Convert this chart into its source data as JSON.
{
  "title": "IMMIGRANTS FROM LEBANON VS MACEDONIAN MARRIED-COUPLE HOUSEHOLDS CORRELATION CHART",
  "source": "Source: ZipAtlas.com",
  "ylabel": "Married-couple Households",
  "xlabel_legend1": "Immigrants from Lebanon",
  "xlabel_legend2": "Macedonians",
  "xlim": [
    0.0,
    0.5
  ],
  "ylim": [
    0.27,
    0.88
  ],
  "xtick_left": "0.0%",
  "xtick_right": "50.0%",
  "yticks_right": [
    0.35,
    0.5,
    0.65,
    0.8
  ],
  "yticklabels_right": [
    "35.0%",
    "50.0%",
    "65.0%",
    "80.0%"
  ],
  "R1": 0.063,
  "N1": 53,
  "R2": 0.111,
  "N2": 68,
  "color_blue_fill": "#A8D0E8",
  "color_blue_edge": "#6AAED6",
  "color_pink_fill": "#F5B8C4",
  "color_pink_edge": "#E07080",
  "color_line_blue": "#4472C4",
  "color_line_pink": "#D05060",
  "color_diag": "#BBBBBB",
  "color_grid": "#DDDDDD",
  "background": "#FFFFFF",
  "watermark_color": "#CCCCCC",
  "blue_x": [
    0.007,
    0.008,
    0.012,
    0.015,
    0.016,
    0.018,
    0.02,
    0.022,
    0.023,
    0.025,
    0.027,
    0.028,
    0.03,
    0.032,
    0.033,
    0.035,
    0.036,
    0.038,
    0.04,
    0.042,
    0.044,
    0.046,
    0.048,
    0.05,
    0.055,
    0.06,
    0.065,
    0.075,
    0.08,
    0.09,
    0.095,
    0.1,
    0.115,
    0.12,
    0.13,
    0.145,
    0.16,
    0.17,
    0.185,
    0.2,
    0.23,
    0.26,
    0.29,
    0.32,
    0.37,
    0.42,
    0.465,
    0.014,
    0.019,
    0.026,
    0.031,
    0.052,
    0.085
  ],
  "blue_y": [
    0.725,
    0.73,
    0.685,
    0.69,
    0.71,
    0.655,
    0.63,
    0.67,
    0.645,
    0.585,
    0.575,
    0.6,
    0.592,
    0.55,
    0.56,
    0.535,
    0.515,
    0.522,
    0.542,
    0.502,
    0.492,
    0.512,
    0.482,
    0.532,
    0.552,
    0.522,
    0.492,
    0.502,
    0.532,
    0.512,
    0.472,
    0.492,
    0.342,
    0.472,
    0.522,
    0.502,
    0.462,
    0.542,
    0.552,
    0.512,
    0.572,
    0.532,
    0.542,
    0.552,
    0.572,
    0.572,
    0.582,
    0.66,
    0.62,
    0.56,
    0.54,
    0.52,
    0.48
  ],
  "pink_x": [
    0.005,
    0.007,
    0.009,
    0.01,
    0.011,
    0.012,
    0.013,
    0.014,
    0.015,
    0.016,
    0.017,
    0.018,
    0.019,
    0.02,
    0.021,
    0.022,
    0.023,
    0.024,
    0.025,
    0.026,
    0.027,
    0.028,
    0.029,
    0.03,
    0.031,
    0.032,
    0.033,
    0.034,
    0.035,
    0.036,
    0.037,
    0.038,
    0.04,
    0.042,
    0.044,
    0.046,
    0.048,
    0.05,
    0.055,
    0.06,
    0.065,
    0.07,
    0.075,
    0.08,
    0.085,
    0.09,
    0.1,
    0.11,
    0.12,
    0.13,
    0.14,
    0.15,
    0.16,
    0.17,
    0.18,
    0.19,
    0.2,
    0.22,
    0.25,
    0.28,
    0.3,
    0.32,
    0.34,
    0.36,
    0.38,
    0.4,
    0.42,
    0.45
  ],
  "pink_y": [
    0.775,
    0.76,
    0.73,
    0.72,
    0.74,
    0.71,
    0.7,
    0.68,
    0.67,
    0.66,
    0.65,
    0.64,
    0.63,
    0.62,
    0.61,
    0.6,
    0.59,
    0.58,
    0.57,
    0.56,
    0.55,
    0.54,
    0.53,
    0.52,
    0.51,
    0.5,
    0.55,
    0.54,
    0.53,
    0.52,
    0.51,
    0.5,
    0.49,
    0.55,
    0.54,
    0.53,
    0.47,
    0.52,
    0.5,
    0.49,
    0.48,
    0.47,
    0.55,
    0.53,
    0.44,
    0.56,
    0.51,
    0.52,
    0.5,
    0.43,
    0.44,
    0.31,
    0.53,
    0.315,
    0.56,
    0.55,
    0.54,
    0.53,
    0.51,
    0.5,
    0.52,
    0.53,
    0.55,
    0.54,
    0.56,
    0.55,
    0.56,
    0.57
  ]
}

■ **The task**
Write out the whole listing again. Match it word for word.

■ **Task response**
Convert this chart into its source data as JSON.
{
  "title": "IMMIGRANTS FROM LEBANON VS MACEDONIAN MARRIED-COUPLE HOUSEHOLDS CORRELATION CHART",
  "source": "Source: ZipAtlas.com",
  "ylabel": "Married-couple Households",
  "xlabel_legend1": "Immigrants from Lebanon",
  "xlabel_legend2": "Macedonians",
  "xlim": [
    0.0,
    0.5
  ],
  "ylim": [
    0.27,
    0.88
  ],
  "xtick_left": "0.0%",
  "xtick_right": "50.0%",
  "yticks_right": [
    0.35,
    0.5,
    0.65,
    0.8
  ],
  "yticklabels_right": [
    "35.0%",
    "50.0%",
    "65.0%",
    "80.0%"
  ],
  "R1": 0.063,
  "N1": 53,
  "R2": 0.111,
  "N2": 68,
  "color_blue_fill": "#A8D0E8",
  "color_blue_edge": "#6AAED6",
  "color_pink_fill": "#F5B8C4",
  "color_pink_edge": "#E07080",
  "color_line_blue": "#4472C4",
  "color_line_pink": "#D05060",
  "color_diag": "#BBBBBB",
  "color_grid": "#DDDDDD",
  "background": "#FFFFFF",
  "watermark_color": "#CCCCCC",
  "blue_x": [
    0.007,
    0.008,
    0.012,
    0.015,
    0.016,
    0.018,
    0.02,
    0.022,
    0.023,
    0.025,
    0.027,
    0.028,
    0.03,
    0.032,
    0.033,
    0.035,
    0.036,
    0.038,
    0.04,
    0.042,
    0.044,
    0.046,
    0.048,
    0.05,
    0.055,
    0.06,
    0.065,
    0.075,
    0.08,
    0.09,
    0.095,
    0.1,
    0.115,
    0.12,
    0.13,
    0.145,
    0.16,
    0.17,
    0.185,
    0.2,
    0.23,
    0.26,
    0.29,
    0.32,
    0.37,
    0.42,
    0.465,
    0.014,
    0.019,
    0.026,
    0.031,
    0.052,
    0.085
  ],
  "blue_y": [
    0.725,
    0.73,
    0.685,
    0.69,
    0.71,
    0.655,
    0.63,
    0.67,
    0.645,
    0.585,
    0.575,
    0.6,
    0.592,
    0.55,
    0.56,
    0.535,
    0.515,
    0.522,
    0.542,
    0.502,
    0.492,
    0.512,
    0.482,
    0.532,
    0.552,
    0.522,
    0.492,
    0.502,
    0.532,
    0.512,
    0.472,
    0.492,
    0.342,
    0.472,
    0.522,
    0.502,
    0.462,
    0.542,
    0.552,
    0.512,
    0.572,
    0.532,
    0.542,
    0.552,
    0.572,
    0.572,
    0.582,
    0.66,
    0.62,
    0.56,
    0.54,
    0.52,
    0.48
  ],
  "pink_x": [
    0.005,
    0.007,
    0.009,
    0.01,
    0.011,
    0.012,
    0.013,
    0.014,
    0.015,
    0.016,
    0.017,
    0.018,
    0.019,
    0.02,
    0.021,
    0.022,
    0.023,
    0.024,
    0.025,
    0.026,
    0.027,
    0.028,
    0.029,
    0.03,
    0.031,
    0.032,
    0.033,
    0.034,
    0.035,
    0.036,
    0.037,
    0.038,
    0.04,
    0.042,
    0.044,
    0.046,
    0.048,
    0.05,
    0.055,
    0.06,
    0.065,
    0.07,
    0.075,
    0.08,
    0.085,
    0.09,
    0.1,
    0.11,
    0.12,
    0.13,
    0.14,
    0.15,
    0.16,
    0.17,
    0.18,
    0.19,
    0.2,
    0.22,
    0.25,
    0.28,
    0.3,
    0.32,
    0.34,
    0.36,
    0.38,
    0.4,
    0.42,
    0.45
  ],
  "pink_y": [
    0.775,
    0.76,
    0.73,
    0.72,
    0.74,
    0.71,
    0.7,
    0.68,
    0.67,
    0.66,
    0.65,
    0.64,
    0.63,
    0.62,
    0.61,
    0.6,
    0.59,
    0.58,
    0.57,
    0.56,
    0.55,
    0.54,
    0.53,
    0.52,
    0.51,
    0.5,
    0.55,
    0.54,
    0.53,
    0.52,
    0.51,
    0.5,
    0.49,
    0.55,
    0.54,
    0.53,
    0.47,
    0.52,
    0.5,
    0.49,
    0.48,
    0.47,
    0.55,
    0.53,
    0.44,
    0.56,
    0.51,
    0.52,
    0.5,
    0.43,
    0.44,
    0.31,
    0.53,
    0.315,
    0.56,
    0.55,
    0.54,
    0.53,
    0.51,
    0.5,
    0.52,
    0.53,
    0.55,
    0.54,
    0.56,
    0.55,
    0.56,
    0.57
  ]
}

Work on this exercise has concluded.